(What you have to do) Copy all the entries word for word, but omit the pictures.

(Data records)

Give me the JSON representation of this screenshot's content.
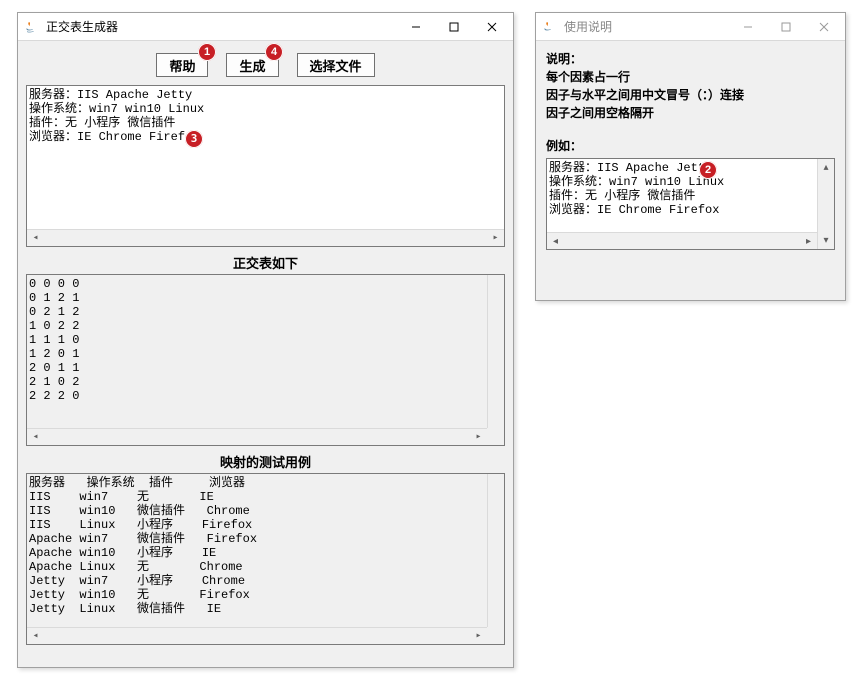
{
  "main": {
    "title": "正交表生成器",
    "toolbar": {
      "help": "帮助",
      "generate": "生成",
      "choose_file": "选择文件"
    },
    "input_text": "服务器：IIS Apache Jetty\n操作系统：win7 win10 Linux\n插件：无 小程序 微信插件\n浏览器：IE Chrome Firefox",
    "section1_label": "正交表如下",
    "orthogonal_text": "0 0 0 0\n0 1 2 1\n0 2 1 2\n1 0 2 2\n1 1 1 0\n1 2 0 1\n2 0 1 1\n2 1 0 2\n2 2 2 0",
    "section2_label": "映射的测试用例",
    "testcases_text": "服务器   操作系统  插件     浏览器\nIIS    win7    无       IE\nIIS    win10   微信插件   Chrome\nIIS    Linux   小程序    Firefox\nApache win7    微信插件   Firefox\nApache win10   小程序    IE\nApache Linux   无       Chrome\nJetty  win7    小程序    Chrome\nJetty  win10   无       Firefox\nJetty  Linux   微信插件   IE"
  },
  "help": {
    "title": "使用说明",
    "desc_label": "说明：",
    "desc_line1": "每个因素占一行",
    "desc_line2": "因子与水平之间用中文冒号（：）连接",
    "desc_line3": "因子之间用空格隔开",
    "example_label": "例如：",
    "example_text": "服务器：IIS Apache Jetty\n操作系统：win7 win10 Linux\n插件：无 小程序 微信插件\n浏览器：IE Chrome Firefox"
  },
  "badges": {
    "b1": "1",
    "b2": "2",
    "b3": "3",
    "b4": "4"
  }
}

(Correct output)
Give me the JSON representation of this screenshot's content.
{
  "main": {
    "title": "正交表生成器",
    "toolbar": {
      "help": "帮助",
      "generate": "生成",
      "choose_file": "选择文件"
    },
    "input_text": "服务器：IIS Apache Jetty\n操作系统：win7 win10 Linux\n插件：无 小程序 微信插件\n浏览器：IE Chrome Firefox",
    "section1_label": "正交表如下",
    "orthogonal_text": "0 0 0 0\n0 1 2 1\n0 2 1 2\n1 0 2 2\n1 1 1 0\n1 2 0 1\n2 0 1 1\n2 1 0 2\n2 2 2 0",
    "section2_label": "映射的测试用例",
    "testcases_text": "服务器   操作系统  插件     浏览器\nIIS    win7    无       IE\nIIS    win10   微信插件   Chrome\nIIS    Linux   小程序    Firefox\nApache win7    微信插件   Firefox\nApache win10   小程序    IE\nApache Linux   无       Chrome\nJetty  win7    小程序    Chrome\nJetty  win10   无       Firefox\nJetty  Linux   微信插件   IE"
  },
  "help": {
    "title": "使用说明",
    "desc_label": "说明：",
    "desc_line1": "每个因素占一行",
    "desc_line2": "因子与水平之间用中文冒号（：）连接",
    "desc_line3": "因子之间用空格隔开",
    "example_label": "例如：",
    "example_text": "服务器：IIS Apache Jetty\n操作系统：win7 win10 Linux\n插件：无 小程序 微信插件\n浏览器：IE Chrome Firefox"
  },
  "badges": {
    "b1": "1",
    "b2": "2",
    "b3": "3",
    "b4": "4"
  }
}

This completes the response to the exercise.